• _Exercise_: In the data below, locate each line with the word "китоблари" and list it.

• _Supplied information_:
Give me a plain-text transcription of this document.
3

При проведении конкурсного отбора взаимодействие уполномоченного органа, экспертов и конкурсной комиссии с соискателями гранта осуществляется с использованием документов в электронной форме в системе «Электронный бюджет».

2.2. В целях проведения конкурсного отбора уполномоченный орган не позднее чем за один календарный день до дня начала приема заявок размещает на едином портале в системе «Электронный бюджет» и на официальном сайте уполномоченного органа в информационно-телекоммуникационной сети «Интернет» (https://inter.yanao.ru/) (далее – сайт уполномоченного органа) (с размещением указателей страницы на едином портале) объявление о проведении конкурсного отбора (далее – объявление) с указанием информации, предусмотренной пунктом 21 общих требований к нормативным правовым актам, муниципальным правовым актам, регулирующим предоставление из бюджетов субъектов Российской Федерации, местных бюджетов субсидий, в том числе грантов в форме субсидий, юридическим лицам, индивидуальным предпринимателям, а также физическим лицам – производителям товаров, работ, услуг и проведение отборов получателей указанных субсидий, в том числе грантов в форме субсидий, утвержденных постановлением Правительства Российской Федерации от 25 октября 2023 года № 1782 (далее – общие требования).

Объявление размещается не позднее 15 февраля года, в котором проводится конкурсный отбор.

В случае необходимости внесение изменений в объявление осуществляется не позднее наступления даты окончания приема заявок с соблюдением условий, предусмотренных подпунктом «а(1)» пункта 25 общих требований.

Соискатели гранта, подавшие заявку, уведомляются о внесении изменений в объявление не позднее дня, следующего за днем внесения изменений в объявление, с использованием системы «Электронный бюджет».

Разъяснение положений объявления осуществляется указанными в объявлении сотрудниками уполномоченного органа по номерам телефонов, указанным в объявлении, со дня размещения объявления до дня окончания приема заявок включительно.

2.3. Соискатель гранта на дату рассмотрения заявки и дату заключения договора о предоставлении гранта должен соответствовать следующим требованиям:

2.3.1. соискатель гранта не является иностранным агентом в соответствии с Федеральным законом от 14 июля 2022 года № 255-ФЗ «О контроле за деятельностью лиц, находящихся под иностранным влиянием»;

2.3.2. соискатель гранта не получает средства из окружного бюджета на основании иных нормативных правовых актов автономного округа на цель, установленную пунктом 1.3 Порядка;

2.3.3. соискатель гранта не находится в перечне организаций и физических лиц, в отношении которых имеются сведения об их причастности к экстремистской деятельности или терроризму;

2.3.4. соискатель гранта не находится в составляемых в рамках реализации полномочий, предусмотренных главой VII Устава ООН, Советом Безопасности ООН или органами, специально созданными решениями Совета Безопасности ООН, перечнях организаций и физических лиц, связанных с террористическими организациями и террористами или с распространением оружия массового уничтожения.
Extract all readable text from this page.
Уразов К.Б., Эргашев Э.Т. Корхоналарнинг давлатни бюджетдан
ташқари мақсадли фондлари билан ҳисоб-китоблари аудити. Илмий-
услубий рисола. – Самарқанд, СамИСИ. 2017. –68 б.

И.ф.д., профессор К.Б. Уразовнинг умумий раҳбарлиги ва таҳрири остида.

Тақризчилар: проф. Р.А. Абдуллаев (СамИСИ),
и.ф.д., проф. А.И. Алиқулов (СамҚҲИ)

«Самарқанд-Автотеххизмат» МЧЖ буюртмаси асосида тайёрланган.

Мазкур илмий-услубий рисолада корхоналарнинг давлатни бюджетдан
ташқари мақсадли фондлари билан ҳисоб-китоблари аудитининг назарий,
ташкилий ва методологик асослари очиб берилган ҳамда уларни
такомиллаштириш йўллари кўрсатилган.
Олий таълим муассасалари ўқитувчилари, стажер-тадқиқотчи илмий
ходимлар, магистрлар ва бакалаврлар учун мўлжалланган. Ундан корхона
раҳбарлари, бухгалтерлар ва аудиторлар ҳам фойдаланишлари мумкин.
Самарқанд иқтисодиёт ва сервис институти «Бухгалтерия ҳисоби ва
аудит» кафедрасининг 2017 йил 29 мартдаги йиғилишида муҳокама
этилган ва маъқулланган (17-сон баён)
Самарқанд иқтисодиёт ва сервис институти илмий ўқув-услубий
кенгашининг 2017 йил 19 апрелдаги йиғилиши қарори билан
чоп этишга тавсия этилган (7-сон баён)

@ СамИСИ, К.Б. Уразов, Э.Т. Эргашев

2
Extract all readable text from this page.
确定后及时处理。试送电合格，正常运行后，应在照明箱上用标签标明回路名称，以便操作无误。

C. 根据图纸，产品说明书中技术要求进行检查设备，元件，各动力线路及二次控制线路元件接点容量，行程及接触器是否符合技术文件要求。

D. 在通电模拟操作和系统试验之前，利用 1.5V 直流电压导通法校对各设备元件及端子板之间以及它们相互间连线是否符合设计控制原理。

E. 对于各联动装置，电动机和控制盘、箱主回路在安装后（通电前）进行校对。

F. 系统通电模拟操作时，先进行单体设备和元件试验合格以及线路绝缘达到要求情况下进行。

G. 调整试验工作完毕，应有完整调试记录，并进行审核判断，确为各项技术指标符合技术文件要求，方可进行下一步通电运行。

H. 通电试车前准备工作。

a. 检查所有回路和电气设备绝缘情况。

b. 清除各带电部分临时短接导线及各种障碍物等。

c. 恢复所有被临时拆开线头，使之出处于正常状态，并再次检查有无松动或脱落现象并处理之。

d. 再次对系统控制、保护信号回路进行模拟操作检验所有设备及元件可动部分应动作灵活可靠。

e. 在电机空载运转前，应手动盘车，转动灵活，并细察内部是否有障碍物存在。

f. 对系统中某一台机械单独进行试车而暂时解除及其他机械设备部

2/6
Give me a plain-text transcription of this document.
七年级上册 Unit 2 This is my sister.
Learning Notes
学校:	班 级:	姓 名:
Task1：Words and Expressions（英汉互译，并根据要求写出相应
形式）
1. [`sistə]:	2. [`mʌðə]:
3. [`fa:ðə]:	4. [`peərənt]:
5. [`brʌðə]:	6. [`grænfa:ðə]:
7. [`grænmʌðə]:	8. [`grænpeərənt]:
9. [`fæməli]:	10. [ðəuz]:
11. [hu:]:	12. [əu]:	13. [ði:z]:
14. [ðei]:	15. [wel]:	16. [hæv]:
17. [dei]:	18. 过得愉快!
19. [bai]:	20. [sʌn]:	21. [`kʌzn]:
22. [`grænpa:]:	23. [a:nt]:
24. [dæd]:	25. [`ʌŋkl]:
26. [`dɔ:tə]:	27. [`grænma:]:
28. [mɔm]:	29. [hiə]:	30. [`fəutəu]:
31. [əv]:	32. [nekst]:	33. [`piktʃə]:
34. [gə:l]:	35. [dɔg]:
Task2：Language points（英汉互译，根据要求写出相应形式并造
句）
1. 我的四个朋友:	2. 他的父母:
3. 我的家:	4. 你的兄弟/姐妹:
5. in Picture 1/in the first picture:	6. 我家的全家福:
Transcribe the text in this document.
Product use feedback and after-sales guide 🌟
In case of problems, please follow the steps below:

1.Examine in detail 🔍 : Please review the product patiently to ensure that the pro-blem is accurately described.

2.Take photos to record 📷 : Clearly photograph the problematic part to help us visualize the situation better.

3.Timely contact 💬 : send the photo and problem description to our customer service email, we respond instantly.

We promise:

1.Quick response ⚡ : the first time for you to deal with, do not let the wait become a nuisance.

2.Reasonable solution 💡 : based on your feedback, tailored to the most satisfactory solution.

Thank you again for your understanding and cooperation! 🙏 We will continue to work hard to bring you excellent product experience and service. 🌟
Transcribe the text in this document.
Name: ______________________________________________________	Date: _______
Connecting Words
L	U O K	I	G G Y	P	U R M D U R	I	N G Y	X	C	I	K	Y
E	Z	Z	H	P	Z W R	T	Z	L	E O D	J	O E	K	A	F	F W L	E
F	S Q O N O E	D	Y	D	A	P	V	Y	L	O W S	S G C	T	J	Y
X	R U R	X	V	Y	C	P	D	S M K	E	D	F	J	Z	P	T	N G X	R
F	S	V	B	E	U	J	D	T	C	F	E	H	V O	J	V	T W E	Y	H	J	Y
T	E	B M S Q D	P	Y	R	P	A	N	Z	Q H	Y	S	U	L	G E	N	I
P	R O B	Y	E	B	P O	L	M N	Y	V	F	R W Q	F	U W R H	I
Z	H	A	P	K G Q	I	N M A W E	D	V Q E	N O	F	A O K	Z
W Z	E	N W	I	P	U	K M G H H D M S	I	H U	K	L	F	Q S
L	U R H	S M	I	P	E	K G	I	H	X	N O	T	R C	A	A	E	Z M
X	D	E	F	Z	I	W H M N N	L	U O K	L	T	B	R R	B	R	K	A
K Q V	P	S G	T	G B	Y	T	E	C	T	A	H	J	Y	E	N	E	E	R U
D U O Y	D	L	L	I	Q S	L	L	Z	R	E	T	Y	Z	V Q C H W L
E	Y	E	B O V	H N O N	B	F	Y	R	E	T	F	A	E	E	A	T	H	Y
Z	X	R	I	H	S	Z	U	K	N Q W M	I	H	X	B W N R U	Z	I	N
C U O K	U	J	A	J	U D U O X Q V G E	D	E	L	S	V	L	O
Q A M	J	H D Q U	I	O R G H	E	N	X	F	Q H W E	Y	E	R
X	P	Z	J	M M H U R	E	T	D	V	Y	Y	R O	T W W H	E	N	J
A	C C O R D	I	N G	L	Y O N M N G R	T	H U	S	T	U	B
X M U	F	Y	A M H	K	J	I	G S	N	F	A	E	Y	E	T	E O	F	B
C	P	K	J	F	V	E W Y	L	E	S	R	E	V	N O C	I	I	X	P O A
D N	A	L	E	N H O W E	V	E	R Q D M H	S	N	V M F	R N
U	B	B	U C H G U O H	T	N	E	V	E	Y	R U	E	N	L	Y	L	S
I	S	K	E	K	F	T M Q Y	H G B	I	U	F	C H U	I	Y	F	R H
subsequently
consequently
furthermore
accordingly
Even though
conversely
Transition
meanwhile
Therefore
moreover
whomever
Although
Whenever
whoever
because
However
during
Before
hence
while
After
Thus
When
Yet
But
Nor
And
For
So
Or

• _Written response_:
ташқари мақсадли фондлари билан ҳисоб-китоблари аудити. Илмий-
ташқари мақсадли фондлари билан ҳисоб-китоблари аудитининг назарий,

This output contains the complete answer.